What the exercise asks — If a line in the data holds "text", copy that line out in full.
● ● ● ● ● ● ●
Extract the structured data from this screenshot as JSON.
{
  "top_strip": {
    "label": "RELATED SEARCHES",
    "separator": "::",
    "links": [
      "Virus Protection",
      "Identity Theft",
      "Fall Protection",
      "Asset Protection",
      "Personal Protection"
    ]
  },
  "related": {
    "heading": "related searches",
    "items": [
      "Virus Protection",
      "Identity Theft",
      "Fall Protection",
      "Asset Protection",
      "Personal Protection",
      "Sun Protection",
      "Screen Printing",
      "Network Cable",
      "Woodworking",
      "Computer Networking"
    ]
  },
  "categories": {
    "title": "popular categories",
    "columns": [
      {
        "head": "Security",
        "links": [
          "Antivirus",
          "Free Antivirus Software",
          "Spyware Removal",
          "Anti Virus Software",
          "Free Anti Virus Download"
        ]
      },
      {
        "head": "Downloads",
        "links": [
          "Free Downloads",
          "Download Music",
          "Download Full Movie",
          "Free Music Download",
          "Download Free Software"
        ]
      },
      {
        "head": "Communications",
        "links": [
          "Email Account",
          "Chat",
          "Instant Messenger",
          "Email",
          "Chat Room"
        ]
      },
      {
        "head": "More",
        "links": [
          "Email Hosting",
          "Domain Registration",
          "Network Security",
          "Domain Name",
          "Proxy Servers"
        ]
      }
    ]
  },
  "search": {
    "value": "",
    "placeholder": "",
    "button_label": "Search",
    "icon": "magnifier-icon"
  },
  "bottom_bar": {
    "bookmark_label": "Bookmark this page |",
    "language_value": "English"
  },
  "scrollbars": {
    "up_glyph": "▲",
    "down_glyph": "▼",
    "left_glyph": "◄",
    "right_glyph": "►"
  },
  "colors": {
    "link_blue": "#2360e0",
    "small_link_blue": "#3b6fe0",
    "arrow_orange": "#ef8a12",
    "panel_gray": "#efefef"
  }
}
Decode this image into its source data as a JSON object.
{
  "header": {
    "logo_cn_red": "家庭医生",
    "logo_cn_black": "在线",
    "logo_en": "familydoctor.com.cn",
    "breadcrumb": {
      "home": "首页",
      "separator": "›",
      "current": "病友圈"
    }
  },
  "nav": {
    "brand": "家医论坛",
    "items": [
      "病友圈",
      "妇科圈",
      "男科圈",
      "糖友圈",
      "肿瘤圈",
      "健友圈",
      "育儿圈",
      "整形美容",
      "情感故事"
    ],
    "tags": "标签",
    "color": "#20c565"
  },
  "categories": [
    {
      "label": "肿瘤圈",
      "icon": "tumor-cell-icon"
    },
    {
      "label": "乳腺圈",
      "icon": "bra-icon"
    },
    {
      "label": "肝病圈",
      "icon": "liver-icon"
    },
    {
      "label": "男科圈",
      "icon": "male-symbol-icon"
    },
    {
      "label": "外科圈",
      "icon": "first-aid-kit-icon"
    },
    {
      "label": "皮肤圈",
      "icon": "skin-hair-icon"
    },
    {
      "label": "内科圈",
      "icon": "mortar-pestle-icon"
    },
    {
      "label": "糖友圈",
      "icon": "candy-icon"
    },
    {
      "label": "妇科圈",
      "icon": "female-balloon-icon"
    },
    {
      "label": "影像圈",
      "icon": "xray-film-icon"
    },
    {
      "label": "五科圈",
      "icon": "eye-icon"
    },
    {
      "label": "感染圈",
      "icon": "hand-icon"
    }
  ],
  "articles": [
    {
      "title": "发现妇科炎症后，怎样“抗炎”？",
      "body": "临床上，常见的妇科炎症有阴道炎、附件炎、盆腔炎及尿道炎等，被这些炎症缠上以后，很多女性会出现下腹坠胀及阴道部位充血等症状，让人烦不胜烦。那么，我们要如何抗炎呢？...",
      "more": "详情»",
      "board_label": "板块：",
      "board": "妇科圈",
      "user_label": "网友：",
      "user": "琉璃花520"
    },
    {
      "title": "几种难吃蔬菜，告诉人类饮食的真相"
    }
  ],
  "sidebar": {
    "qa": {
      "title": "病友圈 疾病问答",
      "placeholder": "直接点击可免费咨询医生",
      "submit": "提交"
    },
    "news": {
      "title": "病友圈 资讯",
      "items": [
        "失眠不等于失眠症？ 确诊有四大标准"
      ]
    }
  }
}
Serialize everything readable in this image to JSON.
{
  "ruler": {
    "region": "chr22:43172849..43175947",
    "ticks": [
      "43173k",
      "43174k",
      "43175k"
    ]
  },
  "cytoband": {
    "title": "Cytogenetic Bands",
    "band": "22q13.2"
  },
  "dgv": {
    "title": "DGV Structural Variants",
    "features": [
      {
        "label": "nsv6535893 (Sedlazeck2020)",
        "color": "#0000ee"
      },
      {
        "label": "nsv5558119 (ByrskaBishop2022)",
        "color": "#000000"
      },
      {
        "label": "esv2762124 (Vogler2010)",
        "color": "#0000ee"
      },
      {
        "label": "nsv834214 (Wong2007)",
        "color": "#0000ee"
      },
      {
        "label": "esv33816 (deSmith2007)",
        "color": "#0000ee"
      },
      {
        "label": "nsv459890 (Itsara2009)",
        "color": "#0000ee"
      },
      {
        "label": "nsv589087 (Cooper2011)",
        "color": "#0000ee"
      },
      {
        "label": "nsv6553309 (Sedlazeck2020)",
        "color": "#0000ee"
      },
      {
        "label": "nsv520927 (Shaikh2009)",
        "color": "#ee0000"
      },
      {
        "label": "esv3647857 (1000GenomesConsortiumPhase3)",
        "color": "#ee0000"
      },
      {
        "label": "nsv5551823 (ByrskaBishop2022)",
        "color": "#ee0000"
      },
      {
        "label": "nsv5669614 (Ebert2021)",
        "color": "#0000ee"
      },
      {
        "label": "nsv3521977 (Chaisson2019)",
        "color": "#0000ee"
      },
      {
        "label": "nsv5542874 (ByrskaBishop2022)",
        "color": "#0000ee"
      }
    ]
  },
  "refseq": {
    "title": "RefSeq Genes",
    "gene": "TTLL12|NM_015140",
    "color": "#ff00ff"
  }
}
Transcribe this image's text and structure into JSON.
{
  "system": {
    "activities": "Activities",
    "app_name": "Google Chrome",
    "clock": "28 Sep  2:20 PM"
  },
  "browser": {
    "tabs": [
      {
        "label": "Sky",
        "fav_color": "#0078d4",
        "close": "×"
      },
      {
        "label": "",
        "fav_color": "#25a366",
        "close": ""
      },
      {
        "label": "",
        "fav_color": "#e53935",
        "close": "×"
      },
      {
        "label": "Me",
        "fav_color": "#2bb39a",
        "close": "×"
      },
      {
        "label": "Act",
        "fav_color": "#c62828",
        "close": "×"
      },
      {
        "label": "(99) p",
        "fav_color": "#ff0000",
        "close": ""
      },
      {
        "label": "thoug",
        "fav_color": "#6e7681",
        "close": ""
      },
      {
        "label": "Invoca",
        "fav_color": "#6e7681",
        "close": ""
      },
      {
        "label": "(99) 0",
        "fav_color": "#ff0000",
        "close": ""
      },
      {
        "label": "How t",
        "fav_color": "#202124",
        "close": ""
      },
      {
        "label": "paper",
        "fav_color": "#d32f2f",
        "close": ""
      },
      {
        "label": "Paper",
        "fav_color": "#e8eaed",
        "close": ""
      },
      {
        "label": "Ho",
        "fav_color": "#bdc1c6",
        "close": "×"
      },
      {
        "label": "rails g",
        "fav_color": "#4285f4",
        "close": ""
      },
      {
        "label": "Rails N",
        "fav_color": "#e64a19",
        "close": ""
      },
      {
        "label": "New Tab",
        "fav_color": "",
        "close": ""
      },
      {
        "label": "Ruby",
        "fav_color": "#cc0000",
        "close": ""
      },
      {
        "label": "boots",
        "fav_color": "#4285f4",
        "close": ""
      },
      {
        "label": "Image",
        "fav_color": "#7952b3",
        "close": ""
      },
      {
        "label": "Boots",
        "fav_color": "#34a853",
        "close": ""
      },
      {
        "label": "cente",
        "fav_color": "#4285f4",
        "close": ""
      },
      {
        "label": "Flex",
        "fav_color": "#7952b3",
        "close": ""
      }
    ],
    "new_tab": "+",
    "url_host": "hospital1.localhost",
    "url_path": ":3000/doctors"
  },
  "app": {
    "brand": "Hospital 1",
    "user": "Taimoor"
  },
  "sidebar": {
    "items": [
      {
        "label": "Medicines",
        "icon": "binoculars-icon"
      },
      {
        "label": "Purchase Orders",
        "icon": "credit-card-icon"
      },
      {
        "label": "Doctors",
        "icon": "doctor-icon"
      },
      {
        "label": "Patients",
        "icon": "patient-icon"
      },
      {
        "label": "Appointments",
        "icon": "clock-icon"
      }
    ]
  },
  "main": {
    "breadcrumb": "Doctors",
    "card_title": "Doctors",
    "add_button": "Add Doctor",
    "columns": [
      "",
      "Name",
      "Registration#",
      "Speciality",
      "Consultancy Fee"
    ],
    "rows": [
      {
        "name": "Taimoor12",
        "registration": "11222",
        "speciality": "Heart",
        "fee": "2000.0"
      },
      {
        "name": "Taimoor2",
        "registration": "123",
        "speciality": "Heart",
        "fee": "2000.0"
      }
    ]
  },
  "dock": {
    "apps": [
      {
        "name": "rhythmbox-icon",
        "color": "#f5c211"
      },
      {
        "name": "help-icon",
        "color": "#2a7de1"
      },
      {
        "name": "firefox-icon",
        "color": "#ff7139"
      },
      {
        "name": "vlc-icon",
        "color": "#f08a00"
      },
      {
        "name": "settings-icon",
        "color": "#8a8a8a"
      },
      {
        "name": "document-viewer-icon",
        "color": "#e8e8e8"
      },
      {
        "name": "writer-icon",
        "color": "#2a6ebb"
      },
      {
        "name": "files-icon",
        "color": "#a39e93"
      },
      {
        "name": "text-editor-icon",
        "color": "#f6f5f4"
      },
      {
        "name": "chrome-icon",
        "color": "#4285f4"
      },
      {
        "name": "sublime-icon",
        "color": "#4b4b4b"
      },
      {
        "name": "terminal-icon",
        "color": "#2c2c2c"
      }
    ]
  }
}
● ● ● ● ● ● ●
Your response —
Transcribe this image's text and structure into JSON.
        "name": "text-editor-icon",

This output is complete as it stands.